Reading text »
---+---

Just my thoughts coming from another perspective. I do understand adults are quite a bit different.
 
I've heard of mixing 'white lightning' - propofol + ketamine + midazolam, but why not just run separate infusions? You get no issues with immiscibility and you have better ability to titrate the drugs independently.

I wouldn't run 3 in one syringe. I had one attending in residency who liked to mix propofol, ketamine, sufentanil, and midazolam in one syringe, but I didn't like that technique much, for most of the reasons you bring up.

I've never had immiscibility issues with ketamine and propofol.

Why lock yourself into a particular ratio between your propofol and ketamine when there is really no benefit to doing so?

I've found that the 1:5 ratio of ketamine : propofol is just about right for all the cases I use it for. I'm always titrating the infusion to effect anyway, without specific pre-preprocedure goals for total doses. It's not like I'd have a really compelling reason to keep the propofol at 50 mcg/kg/min and change the ketamine from 10 to 6 or 15.

Seriously, setting up a syringe pump isn't time consuming.

No, but setting up two is more time consuming than setting up one. Then I've got to put a stopcock in there, or use our Y-tubing that adds 10-12" of dead space to the line for each extra infusion (at low infusion rates this makes a difference).

---+---

Extracted records »
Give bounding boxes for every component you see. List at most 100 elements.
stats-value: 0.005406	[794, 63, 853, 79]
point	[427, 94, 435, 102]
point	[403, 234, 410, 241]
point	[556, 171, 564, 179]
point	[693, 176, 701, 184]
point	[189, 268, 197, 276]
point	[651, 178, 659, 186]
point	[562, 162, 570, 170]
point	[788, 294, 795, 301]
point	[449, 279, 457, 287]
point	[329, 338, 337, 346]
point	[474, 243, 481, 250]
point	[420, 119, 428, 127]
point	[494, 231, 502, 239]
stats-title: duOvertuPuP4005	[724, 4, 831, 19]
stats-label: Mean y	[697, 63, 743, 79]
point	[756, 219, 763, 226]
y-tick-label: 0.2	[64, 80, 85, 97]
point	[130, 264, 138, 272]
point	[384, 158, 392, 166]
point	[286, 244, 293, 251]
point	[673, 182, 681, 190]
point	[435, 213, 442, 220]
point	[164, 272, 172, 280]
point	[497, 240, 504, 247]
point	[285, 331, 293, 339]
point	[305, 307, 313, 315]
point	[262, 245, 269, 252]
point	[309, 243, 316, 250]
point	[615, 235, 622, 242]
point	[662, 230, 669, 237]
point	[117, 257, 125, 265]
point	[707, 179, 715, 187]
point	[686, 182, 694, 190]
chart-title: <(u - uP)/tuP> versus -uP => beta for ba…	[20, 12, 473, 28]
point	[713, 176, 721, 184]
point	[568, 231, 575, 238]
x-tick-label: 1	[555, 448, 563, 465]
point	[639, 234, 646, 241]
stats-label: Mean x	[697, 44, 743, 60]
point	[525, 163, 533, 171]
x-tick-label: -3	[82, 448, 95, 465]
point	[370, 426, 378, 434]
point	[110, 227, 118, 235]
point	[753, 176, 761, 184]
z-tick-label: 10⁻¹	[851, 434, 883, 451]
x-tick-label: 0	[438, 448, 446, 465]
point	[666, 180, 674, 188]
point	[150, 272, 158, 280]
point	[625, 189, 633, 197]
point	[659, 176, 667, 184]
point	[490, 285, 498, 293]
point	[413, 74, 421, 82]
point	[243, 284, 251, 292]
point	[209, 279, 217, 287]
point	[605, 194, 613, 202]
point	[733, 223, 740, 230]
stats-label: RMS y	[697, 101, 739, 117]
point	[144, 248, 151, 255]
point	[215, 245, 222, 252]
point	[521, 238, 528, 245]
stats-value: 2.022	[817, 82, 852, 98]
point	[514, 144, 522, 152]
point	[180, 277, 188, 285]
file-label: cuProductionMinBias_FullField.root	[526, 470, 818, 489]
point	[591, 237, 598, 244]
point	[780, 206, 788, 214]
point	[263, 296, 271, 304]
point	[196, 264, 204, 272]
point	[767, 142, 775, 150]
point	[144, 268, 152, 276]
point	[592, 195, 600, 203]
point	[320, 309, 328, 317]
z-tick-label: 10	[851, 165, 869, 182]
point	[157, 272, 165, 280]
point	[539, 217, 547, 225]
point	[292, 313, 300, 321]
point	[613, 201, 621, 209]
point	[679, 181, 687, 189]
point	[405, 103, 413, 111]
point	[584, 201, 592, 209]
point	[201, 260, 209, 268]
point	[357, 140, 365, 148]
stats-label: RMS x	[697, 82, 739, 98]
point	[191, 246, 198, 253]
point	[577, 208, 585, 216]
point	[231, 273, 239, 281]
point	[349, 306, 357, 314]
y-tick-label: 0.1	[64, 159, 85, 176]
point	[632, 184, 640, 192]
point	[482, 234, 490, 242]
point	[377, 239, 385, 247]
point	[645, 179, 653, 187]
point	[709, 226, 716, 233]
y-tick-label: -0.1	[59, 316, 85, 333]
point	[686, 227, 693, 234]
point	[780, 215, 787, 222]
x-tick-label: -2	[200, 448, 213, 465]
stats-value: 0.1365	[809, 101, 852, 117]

---+---

About this exercise » Set down, word for word, the part of the anesthesia infusion discussion above that opens with the words containing "I've heard of" and closes with "to doing so?".

Answer to this exercise »
I've heard of mixing 'white lightning' - propofol + ketamine + midazolam, but why not just run separate infusions? You get no issues with immiscibility and you have better ability to titrate the drugs independently.

I wouldn't run 3 in one syringe. I had one attending in residency who liked to mix propofol, ketamine, sufentanil, and midazolam in one syringe, but I didn't like that technique much, for most of the reasons you bring up.

I've never had immiscibility issues with ketamine and propofol.

Why lock yourself into a particular ratio between your propofol and ketamine when there is really no benefit to doing so?